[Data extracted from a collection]
┌──
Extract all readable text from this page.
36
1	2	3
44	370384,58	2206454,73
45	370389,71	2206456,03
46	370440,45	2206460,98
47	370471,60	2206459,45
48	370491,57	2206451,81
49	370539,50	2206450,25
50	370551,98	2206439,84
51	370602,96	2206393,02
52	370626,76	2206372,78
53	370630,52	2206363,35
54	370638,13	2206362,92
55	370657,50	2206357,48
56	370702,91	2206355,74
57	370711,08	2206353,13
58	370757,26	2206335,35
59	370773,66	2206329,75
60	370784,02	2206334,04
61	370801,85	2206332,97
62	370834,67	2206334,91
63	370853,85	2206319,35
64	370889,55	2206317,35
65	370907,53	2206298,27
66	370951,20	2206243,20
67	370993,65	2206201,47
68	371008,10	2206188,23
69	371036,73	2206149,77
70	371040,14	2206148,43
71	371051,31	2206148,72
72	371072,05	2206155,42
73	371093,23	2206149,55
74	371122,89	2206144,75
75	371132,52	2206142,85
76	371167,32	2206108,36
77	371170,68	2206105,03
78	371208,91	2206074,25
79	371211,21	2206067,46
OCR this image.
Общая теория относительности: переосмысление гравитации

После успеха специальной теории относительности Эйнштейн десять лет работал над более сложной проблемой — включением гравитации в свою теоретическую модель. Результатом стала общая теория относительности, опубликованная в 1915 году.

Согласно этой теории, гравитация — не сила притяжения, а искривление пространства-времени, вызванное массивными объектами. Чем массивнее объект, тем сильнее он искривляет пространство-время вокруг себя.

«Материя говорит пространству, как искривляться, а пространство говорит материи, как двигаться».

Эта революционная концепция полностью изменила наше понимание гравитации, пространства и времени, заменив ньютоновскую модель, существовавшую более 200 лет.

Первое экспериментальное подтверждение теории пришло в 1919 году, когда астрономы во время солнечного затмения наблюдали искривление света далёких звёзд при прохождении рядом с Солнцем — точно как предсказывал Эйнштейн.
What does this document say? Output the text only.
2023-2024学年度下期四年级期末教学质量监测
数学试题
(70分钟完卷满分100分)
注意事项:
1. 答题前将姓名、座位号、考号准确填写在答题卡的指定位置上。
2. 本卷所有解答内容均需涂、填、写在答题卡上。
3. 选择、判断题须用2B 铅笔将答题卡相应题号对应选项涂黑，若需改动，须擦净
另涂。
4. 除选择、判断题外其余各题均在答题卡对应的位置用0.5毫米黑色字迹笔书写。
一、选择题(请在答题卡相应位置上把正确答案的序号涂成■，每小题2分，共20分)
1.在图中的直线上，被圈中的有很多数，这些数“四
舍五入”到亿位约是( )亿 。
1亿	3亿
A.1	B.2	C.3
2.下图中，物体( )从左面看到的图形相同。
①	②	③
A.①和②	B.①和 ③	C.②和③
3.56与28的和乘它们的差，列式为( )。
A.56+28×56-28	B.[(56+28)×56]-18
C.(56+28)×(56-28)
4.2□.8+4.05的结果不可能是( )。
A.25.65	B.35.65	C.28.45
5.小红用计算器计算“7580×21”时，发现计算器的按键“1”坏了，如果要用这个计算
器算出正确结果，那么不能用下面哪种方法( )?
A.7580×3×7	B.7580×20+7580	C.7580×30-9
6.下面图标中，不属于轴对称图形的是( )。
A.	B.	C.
└──
> What you are asked to do: Copy each line of the data above without altering a single character.

> Solved problem:
Extract all readable text from this page.
36
1	2	3
44	370384,58	2206454,73
45	370389,71	2206456,03
46	370440,45	2206460,98
47	370471,60	2206459,45
48	370491,57	2206451,81
49	370539,50	2206450,25
50	370551,98	2206439,84
51	370602,96	2206393,02
52	370626,76	2206372,78
53	370630,52	2206363,35
54	370638,13	2206362,92
55	370657,50	2206357,48
56	370702,91	2206355,74
57	370711,08	2206353,13
58	370757,26	2206335,35
59	370773,66	2206329,75
60	370784,02	2206334,04
61	370801,85	2206332,97
62	370834,67	2206334,91
63	370853,85	2206319,35
64	370889,55	2206317,35
65	370907,53	2206298,27
66	370951,20	2206243,20
67	370993,65	2206201,47
68	371008,10	2206188,23
69	371036,73	2206149,77
70	371040,14	2206148,43
71	371051,31	2206148,72
72	371072,05	2206155,42
73	371093,23	2206149,55
74	371122,89	2206144,75
75	371132,52	2206142,85
76	371167,32	2206108,36
77	371170,68	2206105,03
78	371208,91	2206074,25
79	371211,21	2206067,46
OCR this image.
Общая теория относительности: переосмысление гравитации

После успеха специальной теории относительности Эйнштейн десять лет работал над более сложной проблемой — включением гравитации в свою теоретическую модель. Результатом стала общая теория относительности, опубликованная в 1915 году.

Согласно этой теории, гравитация — не сила притяжения, а искривление пространства-времени, вызванное массивными объектами. Чем массивнее объект, тем сильнее он искривляет пространство-время вокруг себя.

«Материя говорит пространству, как искривляться, а пространство говорит материи, как двигаться».

Эта революционная концепция полностью изменила наше понимание гравитации, пространства и времени, заменив ньютоновскую модель, существовавшую более 200 лет.

Первое экспериментальное подтверждение теории пришло в 1919 году, когда астрономы во время солнечного затмения наблюдали искривление света далёких звёзд при прохождении рядом с Солнцем — точно как предсказывал Эйнштейн.
What does this document say? Output the text only.
2023-2024学年度下期四年级期末教学质量监测
数学试题
(70分钟完卷满分100分)
注意事项:
1. 答题前将姓名、座位号、考号准确填写在答题卡的指定位置上。
2. 本卷所有解答内容均需涂、填、写在答题卡上。
3. 选择、判断题须用2B 铅笔将答题卡相应题号对应选项涂黑，若需改动，须擦净
另涂。
4. 除选择、判断题外其余各题均在答题卡对应的位置用0.5毫米黑色字迹笔书写。
一、选择题(请在答题卡相应位置上把正确答案的序号涂成■，每小题2分，共20分)
1.在图中的直线上，被圈中的有很多数，这些数“四
舍五入”到亿位约是( )亿 。
1亿	3亿
A.1	B.2	C.3
2.下图中，物体( )从左面看到的图形相同。
①	②	③
A.①和②	B.①和 ③	C.②和③
3.56与28的和乘它们的差，列式为( )。
A.56+28×56-28	B.[(56+28)×56]-18
C.(56+28)×(56-28)
4.2□.8+4.05的结果不可能是( )。
A.25.65	B.35.65	C.28.45
5.小红用计算器计算“7580×21”时，发现计算器的按键“1”坏了，如果要用这个计算
器算出正确结果，那么不能用下面哪种方法( )?
A.7580×3×7	B.7580×20+7580	C.7580×30-9
6.下面图标中，不属于轴对称图形的是( )。
A.	B.	C.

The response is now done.